▶ _Do this_
Reproduce the material exactly, omitting nothing.

▶ _Dataset records_
►
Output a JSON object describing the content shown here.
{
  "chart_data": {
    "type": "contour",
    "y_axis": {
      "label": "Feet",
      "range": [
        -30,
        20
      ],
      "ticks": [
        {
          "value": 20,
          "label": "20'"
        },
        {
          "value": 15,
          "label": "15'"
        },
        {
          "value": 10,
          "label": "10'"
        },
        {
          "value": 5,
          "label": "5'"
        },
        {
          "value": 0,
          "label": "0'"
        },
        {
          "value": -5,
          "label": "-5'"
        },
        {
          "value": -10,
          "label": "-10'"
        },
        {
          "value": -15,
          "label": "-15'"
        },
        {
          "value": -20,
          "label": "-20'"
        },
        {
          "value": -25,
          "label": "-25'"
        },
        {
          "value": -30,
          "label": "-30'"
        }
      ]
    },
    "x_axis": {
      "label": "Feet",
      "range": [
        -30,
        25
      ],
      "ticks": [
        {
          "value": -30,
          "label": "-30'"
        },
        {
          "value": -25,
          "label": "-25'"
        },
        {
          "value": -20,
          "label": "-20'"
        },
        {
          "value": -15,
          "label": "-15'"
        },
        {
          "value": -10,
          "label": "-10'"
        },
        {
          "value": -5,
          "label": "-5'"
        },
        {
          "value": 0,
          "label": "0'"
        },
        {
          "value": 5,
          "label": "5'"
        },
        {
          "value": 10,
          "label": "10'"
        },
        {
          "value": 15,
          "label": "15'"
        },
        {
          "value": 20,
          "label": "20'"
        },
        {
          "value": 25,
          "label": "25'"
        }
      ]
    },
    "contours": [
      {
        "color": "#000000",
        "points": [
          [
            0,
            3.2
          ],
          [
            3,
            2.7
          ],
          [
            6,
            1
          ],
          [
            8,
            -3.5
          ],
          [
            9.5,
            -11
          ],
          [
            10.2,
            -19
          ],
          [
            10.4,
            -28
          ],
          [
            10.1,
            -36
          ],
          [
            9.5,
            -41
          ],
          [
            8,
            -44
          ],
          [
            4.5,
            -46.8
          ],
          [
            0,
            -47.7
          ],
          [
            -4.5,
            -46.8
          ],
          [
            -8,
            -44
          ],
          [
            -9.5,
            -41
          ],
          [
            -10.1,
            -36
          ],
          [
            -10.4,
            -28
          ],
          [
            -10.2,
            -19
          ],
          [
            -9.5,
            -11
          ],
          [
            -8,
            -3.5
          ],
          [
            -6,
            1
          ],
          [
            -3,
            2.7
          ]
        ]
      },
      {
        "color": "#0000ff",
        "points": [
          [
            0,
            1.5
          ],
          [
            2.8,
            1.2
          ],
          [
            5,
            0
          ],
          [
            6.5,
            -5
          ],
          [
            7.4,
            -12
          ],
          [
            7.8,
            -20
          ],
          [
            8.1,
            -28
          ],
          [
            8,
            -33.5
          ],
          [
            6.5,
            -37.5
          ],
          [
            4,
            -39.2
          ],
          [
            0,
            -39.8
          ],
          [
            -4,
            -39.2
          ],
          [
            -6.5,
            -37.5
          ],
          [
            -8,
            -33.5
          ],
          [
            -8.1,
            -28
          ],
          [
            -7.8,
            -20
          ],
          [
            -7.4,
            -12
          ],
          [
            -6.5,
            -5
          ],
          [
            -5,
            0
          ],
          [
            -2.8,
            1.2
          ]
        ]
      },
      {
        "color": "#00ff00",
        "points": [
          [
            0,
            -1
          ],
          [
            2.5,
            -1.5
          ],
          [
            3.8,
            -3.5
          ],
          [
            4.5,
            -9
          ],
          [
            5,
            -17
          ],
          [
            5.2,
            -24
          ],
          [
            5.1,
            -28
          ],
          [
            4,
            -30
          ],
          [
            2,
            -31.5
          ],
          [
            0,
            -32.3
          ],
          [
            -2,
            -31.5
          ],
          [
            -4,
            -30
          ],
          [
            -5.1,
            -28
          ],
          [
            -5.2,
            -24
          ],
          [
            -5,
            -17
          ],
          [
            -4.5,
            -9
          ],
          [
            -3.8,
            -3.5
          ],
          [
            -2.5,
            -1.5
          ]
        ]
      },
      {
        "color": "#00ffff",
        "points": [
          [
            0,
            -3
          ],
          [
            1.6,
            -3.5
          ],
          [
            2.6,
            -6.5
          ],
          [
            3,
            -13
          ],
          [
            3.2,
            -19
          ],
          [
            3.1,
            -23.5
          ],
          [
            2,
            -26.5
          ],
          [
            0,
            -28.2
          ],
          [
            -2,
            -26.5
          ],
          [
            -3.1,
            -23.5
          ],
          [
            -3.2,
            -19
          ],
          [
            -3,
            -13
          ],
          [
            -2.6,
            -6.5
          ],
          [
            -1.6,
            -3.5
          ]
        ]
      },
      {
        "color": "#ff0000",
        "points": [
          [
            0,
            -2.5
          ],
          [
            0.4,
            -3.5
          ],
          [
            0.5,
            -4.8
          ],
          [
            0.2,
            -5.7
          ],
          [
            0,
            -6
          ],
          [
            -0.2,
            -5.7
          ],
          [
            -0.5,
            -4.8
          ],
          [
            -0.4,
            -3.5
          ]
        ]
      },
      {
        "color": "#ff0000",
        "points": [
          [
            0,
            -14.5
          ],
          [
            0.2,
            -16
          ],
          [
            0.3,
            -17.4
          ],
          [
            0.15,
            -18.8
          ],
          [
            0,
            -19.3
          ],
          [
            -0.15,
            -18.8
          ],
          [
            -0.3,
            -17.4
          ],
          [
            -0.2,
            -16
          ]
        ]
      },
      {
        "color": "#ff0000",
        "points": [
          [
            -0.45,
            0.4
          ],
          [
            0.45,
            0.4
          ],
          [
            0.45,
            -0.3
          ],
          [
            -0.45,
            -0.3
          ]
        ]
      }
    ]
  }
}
◄
▶ _Output for this exercise_
Output a JSON object describing the content shown here.
{
  "chart_data": {
    "type": "contour",
    "y_axis": {
      "label": "Feet",
      "range": [
        -30,
        20
      ],
      "ticks": [
        {
          "value": 20,
          "label": "20'"
        },
        {
          "value": 15,
          "label": "15'"
        },
        {
          "value": 10,
          "label": "10'"
        },
        {
          "value": 5,
          "label": "5'"
        },
        {
          "value": 0,
          "label": "0'"
        },
        {
          "value": -5,
          "label": "-5'"
        },
        {
          "value": -10,
          "label": "-10'"
        },
        {
          "value": -15,
          "label": "-15'"
        },
        {
          "value": -20,
          "label": "-20'"
        },
        {
          "value": -25,
          "label": "-25'"
        },
        {
          "value": -30,
          "label": "-30'"
        }
      ]
    },
    "x_axis": {
      "label": "Feet",
      "range": [
        -30,
        25
      ],
      "ticks": [
        {
          "value": -30,
          "label": "-30'"
        },
        {
          "value": -25,
          "label": "-25'"
        },
        {
          "value": -20,
          "label": "-20'"
        },
        {
          "value": -15,
          "label": "-15'"
        },
        {
          "value": -10,
          "label": "-10'"
        },
        {
          "value": -5,
          "label": "-5'"
        },
        {
          "value": 0,
          "label": "0'"
        },
        {
          "value": 5,
          "label": "5'"
        },
        {
          "value": 10,
          "label": "10'"
        },
        {
          "value": 15,
          "label": "15'"
        },
        {
          "value": 20,
          "label": "20'"
        },
        {
          "value": 25,
          "label": "25'"
        }
      ]
    },
    "contours": [
      {
        "color": "#000000",
        "points": [
          [
            0,
            3.2
          ],
          [
            3,
            2.7
          ],
          [
            6,
            1
          ],
          [
            8,
            -3.5
          ],
          [
            9.5,
            -11
          ],
          [
            10.2,
            -19
          ],
          [
            10.4,
            -28
          ],
          [
            10.1,
            -36
          ],
          [
            9.5,
            -41
          ],
          [
            8,
            -44
          ],
          [
            4.5,
            -46.8
          ],
          [
            0,
            -47.7
          ],
          [
            -4.5,
            -46.8
          ],
          [
            -8,
            -44
          ],
          [
            -9.5,
            -41
          ],
          [
            -10.1,
            -36
          ],
          [
            -10.4,
            -28
          ],
          [
            -10.2,
            -19
          ],
          [
            -9.5,
            -11
          ],
          [
            -8,
            -3.5
          ],
          [
            -6,
            1
          ],
          [
            -3,
            2.7
          ]
        ]
      },
      {
        "color": "#0000ff",
        "points": [
          [
            0,
            1.5
          ],
          [
            2.8,
            1.2
          ],
          [
            5,
            0
          ],
          [
            6.5,
            -5
          ],
          [
            7.4,
            -12
          ],
          [
            7.8,
            -20
          ],
          [
            8.1,
            -28
          ],
          [
            8,
            -33.5
          ],
          [
            6.5,
            -37.5
          ],
          [
            4,
            -39.2
          ],
          [
            0,
            -39.8
          ],
          [
            -4,
            -39.2
          ],
          [
            -6.5,
            -37.5
          ],
          [
            -8,
            -33.5
          ],
          [
            -8.1,
            -28
          ],
          [
            -7.8,
            -20
          ],
          [
            -7.4,
            -12
          ],
          [
            -6.5,
            -5
          ],
          [
            -5,
            0
          ],
          [
            -2.8,
            1.2
          ]
        ]
      },
      {
        "color": "#00ff00",
        "points": [
          [
            0,
            -1
          ],
          [
            2.5,
            -1.5
          ],
          [
            3.8,
            -3.5
          ],
          [
            4.5,
            -9
          ],
          [
            5,
            -17
          ],
          [
            5.2,
            -24
          ],
          [
            5.1,
            -28
          ],
          [
            4,
            -30
          ],
          [
            2,
            -31.5
          ],
          [
            0,
            -32.3
          ],
          [
            -2,
            -31.5
          ],
          [
            -4,
            -30
          ],
          [
            -5.1,
            -28
          ],
          [
            -5.2,
            -24
          ],
          [
            -5,
            -17
          ],
          [
            -4.5,
            -9
          ],
          [
            -3.8,
            -3.5
          ],
          [
            -2.5,
            -1.5
          ]
        ]
      },
      {
        "color": "#00ffff",
        "points": [
          [
            0,
            -3
          ],
          [
            1.6,
            -3.5
          ],
          [
            2.6,
            -6.5
          ],
          [
            3,
            -13
          ],
          [
            3.2,
            -19
          ],
          [
            3.1,
            -23.5
          ],
          [
            2,
            -26.5
          ],
          [
            0,
            -28.2
          ],
          [
            -2,
            -26.5
          ],
          [
            -3.1,
            -23.5
          ],
          [
            -3.2,
            -19
          ],
          [
            -3,
            -13
          ],
          [
            -2.6,
            -6.5
          ],
          [
            -1.6,
            -3.5
          ]
        ]
      },
      {
        "color": "#ff0000",
        "points": [
          [
            0,
            -2.5
          ],
          [
            0.4,
            -3.5
          ],
          [
            0.5,
            -4.8
          ],
          [
            0.2,
            -5.7
          ],
          [
            0,
            -6
          ],
          [
            -0.2,
            -5.7
          ],
          [
            -0.5,
            -4.8
          ],
          [
            -0.4,
            -3.5
          ]
        ]
      },
      {
        "color": "#ff0000",
        "points": [
          [
            0,
            -14.5
          ],
          [
            0.2,
            -16
          ],
          [
            0.3,
            -17.4
          ],
          [
            0.15,
            -18.8
          ],
          [
            0,
            -19.3
          ],
          [
            -0.15,
            -18.8
          ],
          [
            -0.3,
            -17.4
          ],
          [
            -0.2,
            -16
          ]
        ]
      },
      {
        "color": "#ff0000",
        "points": [
          [
            -0.45,
            0.4
          ],
          [
            0.45,
            0.4
          ],
          [
            0.45,
            -0.3
          ],
          [
            -0.45,
            -0.3
          ]
        ]
      }
    ]
  }
}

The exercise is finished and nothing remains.